(PROBLEM STATEMENT): Give back each entry unchanged, minus pictures.

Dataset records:
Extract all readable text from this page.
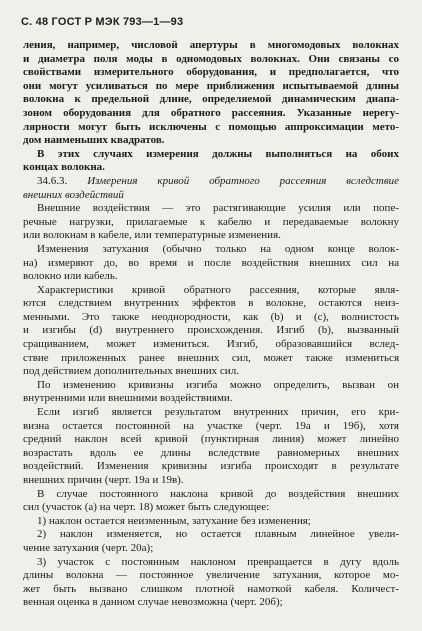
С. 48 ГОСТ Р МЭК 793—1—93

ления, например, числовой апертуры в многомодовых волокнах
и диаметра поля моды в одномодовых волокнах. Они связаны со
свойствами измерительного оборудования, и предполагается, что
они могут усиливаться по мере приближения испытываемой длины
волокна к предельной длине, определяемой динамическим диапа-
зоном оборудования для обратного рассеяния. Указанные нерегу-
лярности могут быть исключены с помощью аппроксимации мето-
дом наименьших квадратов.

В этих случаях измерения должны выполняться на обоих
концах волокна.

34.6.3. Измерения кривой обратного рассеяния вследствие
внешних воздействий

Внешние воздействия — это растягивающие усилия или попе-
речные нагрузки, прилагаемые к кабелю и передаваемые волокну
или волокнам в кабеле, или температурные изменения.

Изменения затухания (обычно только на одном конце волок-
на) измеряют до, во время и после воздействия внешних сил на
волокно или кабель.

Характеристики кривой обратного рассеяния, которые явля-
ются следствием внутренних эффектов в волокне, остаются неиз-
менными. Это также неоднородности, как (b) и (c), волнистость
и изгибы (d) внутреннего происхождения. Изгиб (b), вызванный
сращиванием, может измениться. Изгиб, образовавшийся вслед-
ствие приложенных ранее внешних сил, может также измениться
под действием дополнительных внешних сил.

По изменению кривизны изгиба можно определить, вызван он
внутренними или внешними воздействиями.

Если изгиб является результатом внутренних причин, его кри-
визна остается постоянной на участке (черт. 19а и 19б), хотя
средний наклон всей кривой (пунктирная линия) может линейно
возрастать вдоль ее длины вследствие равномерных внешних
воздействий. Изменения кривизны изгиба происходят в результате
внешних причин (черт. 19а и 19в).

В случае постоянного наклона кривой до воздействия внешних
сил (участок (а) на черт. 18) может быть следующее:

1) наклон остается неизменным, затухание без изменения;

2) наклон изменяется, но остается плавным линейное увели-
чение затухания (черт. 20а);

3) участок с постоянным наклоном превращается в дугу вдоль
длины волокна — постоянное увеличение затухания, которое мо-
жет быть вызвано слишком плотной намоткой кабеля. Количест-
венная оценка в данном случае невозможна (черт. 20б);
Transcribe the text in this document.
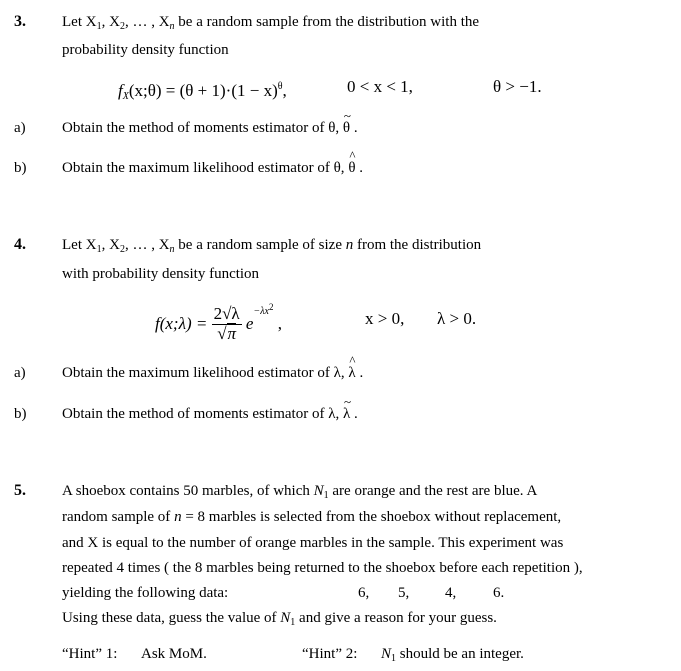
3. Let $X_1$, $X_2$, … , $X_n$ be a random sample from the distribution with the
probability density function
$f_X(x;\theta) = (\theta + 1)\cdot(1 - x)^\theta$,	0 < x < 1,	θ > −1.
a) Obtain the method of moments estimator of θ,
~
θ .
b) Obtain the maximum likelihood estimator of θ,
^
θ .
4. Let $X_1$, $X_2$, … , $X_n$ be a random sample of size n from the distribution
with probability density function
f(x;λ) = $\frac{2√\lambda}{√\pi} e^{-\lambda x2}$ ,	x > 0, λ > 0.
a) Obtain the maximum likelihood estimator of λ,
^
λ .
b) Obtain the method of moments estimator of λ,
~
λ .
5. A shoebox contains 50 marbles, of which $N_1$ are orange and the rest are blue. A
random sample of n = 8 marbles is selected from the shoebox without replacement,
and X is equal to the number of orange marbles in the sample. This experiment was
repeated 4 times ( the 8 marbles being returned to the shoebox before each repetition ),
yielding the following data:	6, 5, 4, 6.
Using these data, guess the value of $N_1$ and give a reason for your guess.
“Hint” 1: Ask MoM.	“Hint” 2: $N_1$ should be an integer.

(THE RESULT):
Extract all readable text from this page.
С. 48 ГОСТ Р МЭК 793—1—93

ления, например, числовой апертуры в многомодовых волокнах
и диаметра поля моды в одномодовых волокнах. Они связаны со
свойствами измерительного оборудования, и предполагается, что
они могут усиливаться по мере приближения испытываемой длины
волокна к предельной длине, определяемой динамическим диапа-
зоном оборудования для обратного рассеяния. Указанные нерегу-
лярности могут быть исключены с помощью аппроксимации мето-
дом наименьших квадратов.

В этих случаях измерения должны выполняться на обоих
концах волокна.

34.6.3. Измерения кривой обратного рассеяния вследствие
внешних воздействий

Внешние воздействия — это растягивающие усилия или попе-
речные нагрузки, прилагаемые к кабелю и передаваемые волокну
или волокнам в кабеле, или температурные изменения.

Изменения затухания (обычно только на одном конце волок-
на) измеряют до, во время и после воздействия внешних сил на
волокно или кабель.

Характеристики кривой обратного рассеяния, которые явля-
ются следствием внутренних эффектов в волокне, остаются неиз-
менными. Это также неоднородности, как (b) и (c), волнистость
и изгибы (d) внутреннего происхождения. Изгиб (b), вызванный
сращиванием, может измениться. Изгиб, образовавшийся вслед-
ствие приложенных ранее внешних сил, может также измениться
под действием дополнительных внешних сил.

По изменению кривизны изгиба можно определить, вызван он
внутренними или внешними воздействиями.

Если изгиб является результатом внутренних причин, его кри-
визна остается постоянной на участке (черт. 19а и 19б), хотя
средний наклон всей кривой (пунктирная линия) может линейно
возрастать вдоль ее длины вследствие равномерных внешних
воздействий. Изменения кривизны изгиба происходят в результате
внешних причин (черт. 19а и 19в).

В случае постоянного наклона кривой до воздействия внешних
сил (участок (а) на черт. 18) может быть следующее:

1) наклон остается неизменным, затухание без изменения;

2) наклон изменяется, но остается плавным линейное увели-
чение затухания (черт. 20а);

3) участок с постоянным наклоном превращается в дугу вдоль
длины волокна — постоянное увеличение затухания, которое мо-
жет быть вызвано слишком плотной намоткой кабеля. Количест-
венная оценка в данном случае невозможна (черт. 20б);
Transcribe the text in this document.
3. Let $X_1$, $X_2$, … , $X_n$ be a random sample from the distribution with the
probability density function
$f_X(x;\theta) = (\theta + 1)\cdot(1 - x)^\theta$,	0 < x < 1,	θ > −1.
a) Obtain the method of moments estimator of θ,
~
θ .
b) Obtain the maximum likelihood estimator of θ,
^
θ .
4. Let $X_1$, $X_2$, … , $X_n$ be a random sample of size n from the distribution
with probability density function
f(x;λ) = $\frac{2√\lambda}{√\pi} e^{-\lambda x2}$ ,	x > 0, λ > 0.
a) Obtain the maximum likelihood estimator of λ,
^
λ .
b) Obtain the method of moments estimator of λ,
~
λ .
5. A shoebox contains 50 marbles, of which $N_1$ are orange and the rest are blue. A
random sample of n = 8 marbles is selected from the shoebox without replacement,
and X is equal to the number of orange marbles in the sample. This experiment was
repeated 4 times ( the 8 marbles being returned to the shoebox before each repetition ),
yielding the following data:	6, 5, 4, 6.
Using these data, guess the value of $N_1$ and give a reason for your guess.
“Hint” 1: Ask MoM.	“Hint” 2: $N_1$ should be an integer.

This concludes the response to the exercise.